Data entries:
* * *

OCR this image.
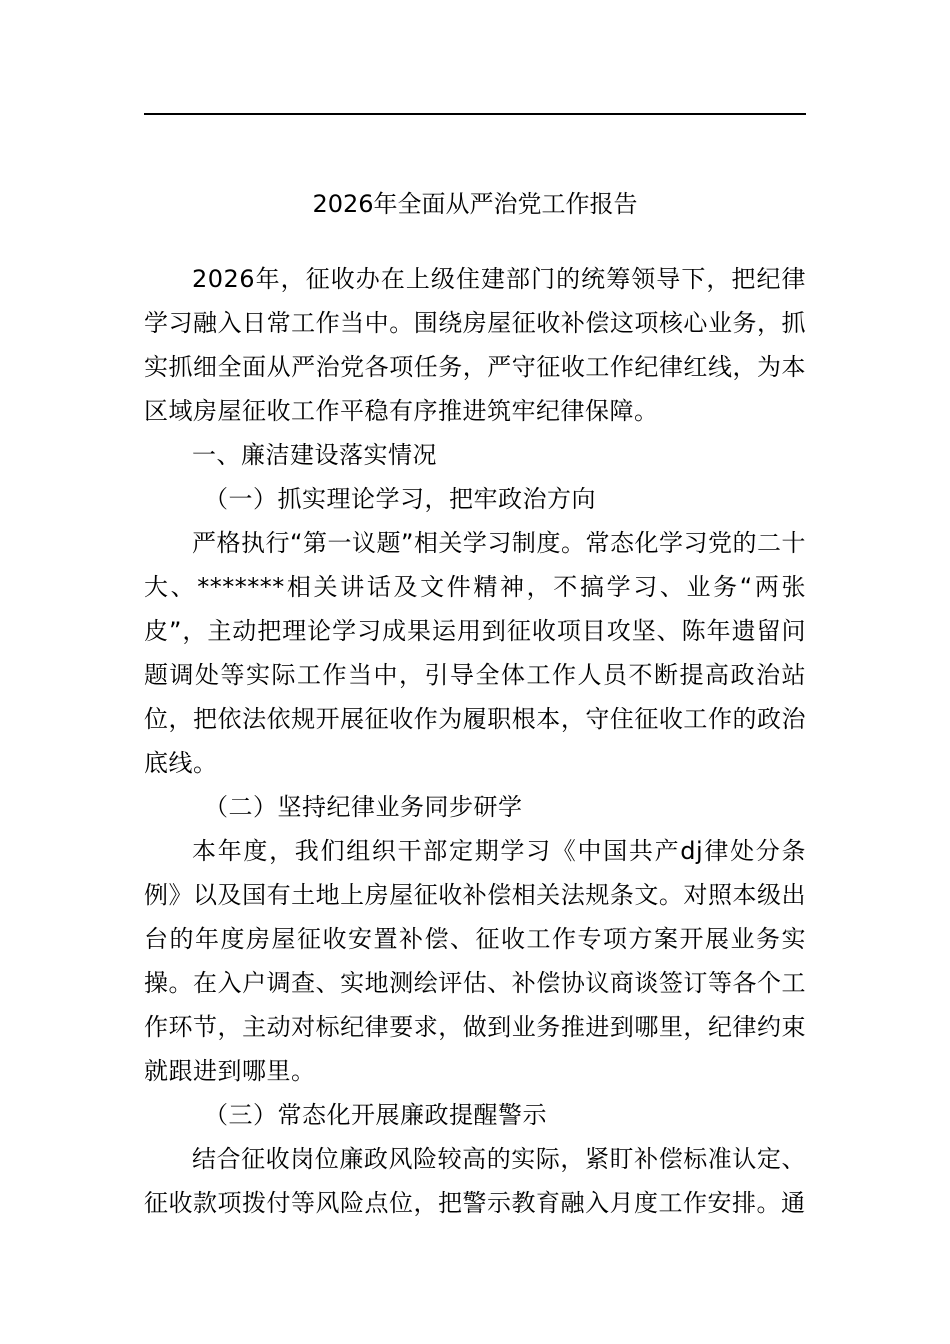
2026年全面从严治党工作报告

2026年，征收办在上级住建部门的统筹领导下，把纪律学习融入日常工作当中。围绕房屋征收补偿这项核心业务，抓实抓细全面从严治党各项任务，严守征收工作纪律红线，为本区域房屋征收工作平稳有序推进筑牢纪律保障。

一、廉洁建设落实情况

（一）抓实理论学习，把牢政治方向

严格执行“第一议题”相关学习制度。常态化学习党的二十大、*******相关讲话及文件精神，不搞学习、业务“两张皮”，主动把理论学习成果运用到征收项目攻坚、陈年遗留问题调处等实际工作当中，引导全体工作人员不断提高政治站位，把依法依规开展征收作为履职根本，守住征收工作的政治底线。

（二）坚持纪律业务同步研学

本年度，我们组织干部定期学习《中国共产dj律处分条例》以及国有土地上房屋征收补偿相关法规条文。对照本级出台的年度房屋征收安置补偿、征收工作专项方案开展业务实操。在入户调查、实地测绘评估、补偿协议商谈签订等各个工作环节，主动对标纪律要求，做到业务推进到哪里，纪律约束就跟进到哪里。

（三）常态化开展廉政提醒警示

结合征收岗位廉政风险较高的实际，紧盯补偿标准认定、征收款项拨付等风险点位，把警示教育融入月度工作安排。通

* * *

Exactly as written, return every line of the listing, but not the pictures.

- The reply
OCR this image.
2026年全面从严治党工作报告

2026年，征收办在上级住建部门的统筹领导下，把纪律学习融入日常工作当中。围绕房屋征收补偿这项核心业务，抓实抓细全面从严治党各项任务，严守征收工作纪律红线，为本区域房屋征收工作平稳有序推进筑牢纪律保障。

一、廉洁建设落实情况

（一）抓实理论学习，把牢政治方向

严格执行“第一议题”相关学习制度。常态化学习党的二十大、*******相关讲话及文件精神，不搞学习、业务“两张皮”，主动把理论学习成果运用到征收项目攻坚、陈年遗留问题调处等实际工作当中，引导全体工作人员不断提高政治站位，把依法依规开展征收作为履职根本，守住征收工作的政治底线。

（二）坚持纪律业务同步研学

本年度，我们组织干部定期学习《中国共产dj律处分条例》以及国有土地上房屋征收补偿相关法规条文。对照本级出台的年度房屋征收安置补偿、征收工作专项方案开展业务实操。在入户调查、实地测绘评估、补偿协议商谈签订等各个工作环节，主动对标纪律要求，做到业务推进到哪里，纪律约束就跟进到哪里。

（三）常态化开展廉政提醒警示

结合征收岗位廉政风险较高的实际，紧盯补偿标准认定、征收款项拨付等风险点位，把警示教育融入月度工作安排。通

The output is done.